Each record needs to be echoed exactly; can you do that?

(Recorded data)
******************************
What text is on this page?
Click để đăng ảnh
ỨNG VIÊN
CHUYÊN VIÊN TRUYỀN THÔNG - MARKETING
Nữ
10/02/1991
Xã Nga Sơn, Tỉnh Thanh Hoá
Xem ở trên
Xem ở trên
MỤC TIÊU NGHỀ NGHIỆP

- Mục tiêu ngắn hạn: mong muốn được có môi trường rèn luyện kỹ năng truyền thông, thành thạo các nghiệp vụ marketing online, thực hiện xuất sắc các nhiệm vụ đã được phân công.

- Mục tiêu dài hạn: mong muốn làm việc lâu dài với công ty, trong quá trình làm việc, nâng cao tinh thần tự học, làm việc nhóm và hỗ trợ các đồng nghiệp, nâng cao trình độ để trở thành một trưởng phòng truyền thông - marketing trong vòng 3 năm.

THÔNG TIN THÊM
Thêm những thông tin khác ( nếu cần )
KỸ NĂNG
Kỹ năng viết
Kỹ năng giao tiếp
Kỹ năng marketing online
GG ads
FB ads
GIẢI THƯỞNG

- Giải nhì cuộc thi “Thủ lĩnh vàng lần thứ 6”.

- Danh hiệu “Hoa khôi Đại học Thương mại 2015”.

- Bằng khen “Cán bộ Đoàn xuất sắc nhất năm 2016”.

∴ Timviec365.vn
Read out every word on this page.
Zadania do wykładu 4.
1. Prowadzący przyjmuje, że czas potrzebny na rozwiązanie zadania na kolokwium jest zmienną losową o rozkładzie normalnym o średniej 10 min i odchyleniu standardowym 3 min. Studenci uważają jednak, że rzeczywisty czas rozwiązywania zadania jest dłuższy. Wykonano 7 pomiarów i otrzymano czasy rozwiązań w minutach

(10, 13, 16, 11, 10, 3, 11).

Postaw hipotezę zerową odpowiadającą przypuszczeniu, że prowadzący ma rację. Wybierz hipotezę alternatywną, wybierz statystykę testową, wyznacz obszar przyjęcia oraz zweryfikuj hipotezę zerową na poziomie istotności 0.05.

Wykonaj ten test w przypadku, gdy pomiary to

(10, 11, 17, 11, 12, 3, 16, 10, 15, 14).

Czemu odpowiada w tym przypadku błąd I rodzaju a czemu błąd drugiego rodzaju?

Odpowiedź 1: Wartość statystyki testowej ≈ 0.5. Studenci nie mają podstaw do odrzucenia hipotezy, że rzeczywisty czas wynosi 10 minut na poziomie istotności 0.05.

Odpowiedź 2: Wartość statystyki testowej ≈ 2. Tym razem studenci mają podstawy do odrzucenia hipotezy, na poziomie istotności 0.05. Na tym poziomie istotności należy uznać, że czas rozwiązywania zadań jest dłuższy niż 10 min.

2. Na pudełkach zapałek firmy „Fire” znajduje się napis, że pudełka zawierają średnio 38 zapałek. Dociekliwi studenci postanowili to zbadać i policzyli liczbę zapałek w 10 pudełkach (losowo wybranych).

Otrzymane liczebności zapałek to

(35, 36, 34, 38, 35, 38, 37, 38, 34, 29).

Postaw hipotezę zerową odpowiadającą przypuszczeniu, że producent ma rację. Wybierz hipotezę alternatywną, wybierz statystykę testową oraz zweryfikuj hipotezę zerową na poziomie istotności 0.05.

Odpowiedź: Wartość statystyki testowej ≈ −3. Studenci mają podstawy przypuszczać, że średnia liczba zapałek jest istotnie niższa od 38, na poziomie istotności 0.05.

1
******************************
Task result ->
What text is on this page?
Click để đăng ảnh
ỨNG VIÊN
CHUYÊN VIÊN TRUYỀN THÔNG - MARKETING
Nữ
10/02/1991
Xã Nga Sơn, Tỉnh Thanh Hoá
Xem ở trên
Xem ở trên
MỤC TIÊU NGHỀ NGHIỆP

- Mục tiêu ngắn hạn: mong muốn được có môi trường rèn luyện kỹ năng truyền thông, thành thạo các nghiệp vụ marketing online, thực hiện xuất sắc các nhiệm vụ đã được phân công.

- Mục tiêu dài hạn: mong muốn làm việc lâu dài với công ty, trong quá trình làm việc, nâng cao tinh thần tự học, làm việc nhóm và hỗ trợ các đồng nghiệp, nâng cao trình độ để trở thành một trưởng phòng truyền thông - marketing trong vòng 3 năm.

THÔNG TIN THÊM
Thêm những thông tin khác ( nếu cần )
KỸ NĂNG
Kỹ năng viết
Kỹ năng giao tiếp
Kỹ năng marketing online
GG ads
FB ads
GIẢI THƯỞNG

- Giải nhì cuộc thi “Thủ lĩnh vàng lần thứ 6”.

- Danh hiệu “Hoa khôi Đại học Thương mại 2015”.

- Bằng khen “Cán bộ Đoàn xuất sắc nhất năm 2016”.

∴ Timviec365.vn
Read out every word on this page.
Zadania do wykładu 4.
1. Prowadzący przyjmuje, że czas potrzebny na rozwiązanie zadania na kolokwium jest zmienną losową o rozkładzie normalnym o średniej 10 min i odchyleniu standardowym 3 min. Studenci uważają jednak, że rzeczywisty czas rozwiązywania zadania jest dłuższy. Wykonano 7 pomiarów i otrzymano czasy rozwiązań w minutach

(10, 13, 16, 11, 10, 3, 11).

Postaw hipotezę zerową odpowiadającą przypuszczeniu, że prowadzący ma rację. Wybierz hipotezę alternatywną, wybierz statystykę testową, wyznacz obszar przyjęcia oraz zweryfikuj hipotezę zerową na poziomie istotności 0.05.

Wykonaj ten test w przypadku, gdy pomiary to

(10, 11, 17, 11, 12, 3, 16, 10, 15, 14).

Czemu odpowiada w tym przypadku błąd I rodzaju a czemu błąd drugiego rodzaju?

Odpowiedź 1: Wartość statystyki testowej ≈ 0.5. Studenci nie mają podstaw do odrzucenia hipotezy, że rzeczywisty czas wynosi 10 minut na poziomie istotności 0.05.

Odpowiedź 2: Wartość statystyki testowej ≈ 2. Tym razem studenci mają podstawy do odrzucenia hipotezy, na poziomie istotności 0.05. Na tym poziomie istotności należy uznać, że czas rozwiązywania zadań jest dłuższy niż 10 min.

2. Na pudełkach zapałek firmy „Fire” znajduje się napis, że pudełka zawierają średnio 38 zapałek. Dociekliwi studenci postanowili to zbadać i policzyli liczbę zapałek w 10 pudełkach (losowo wybranych).

Otrzymane liczebności zapałek to

(35, 36, 34, 38, 35, 38, 37, 38, 34, 29).

Postaw hipotezę zerową odpowiadającą przypuszczeniu, że producent ma rację. Wybierz hipotezę alternatywną, wybierz statystykę testową oraz zweryfikuj hipotezę zerową na poziomie istotności 0.05.

Odpowiedź: Wartość statystyki testowej ≈ −3. Studenci mają podstawy przypuszczać, że średnia liczba zapałek jest istotnie niższa od 38, na poziomie istotności 0.05.

1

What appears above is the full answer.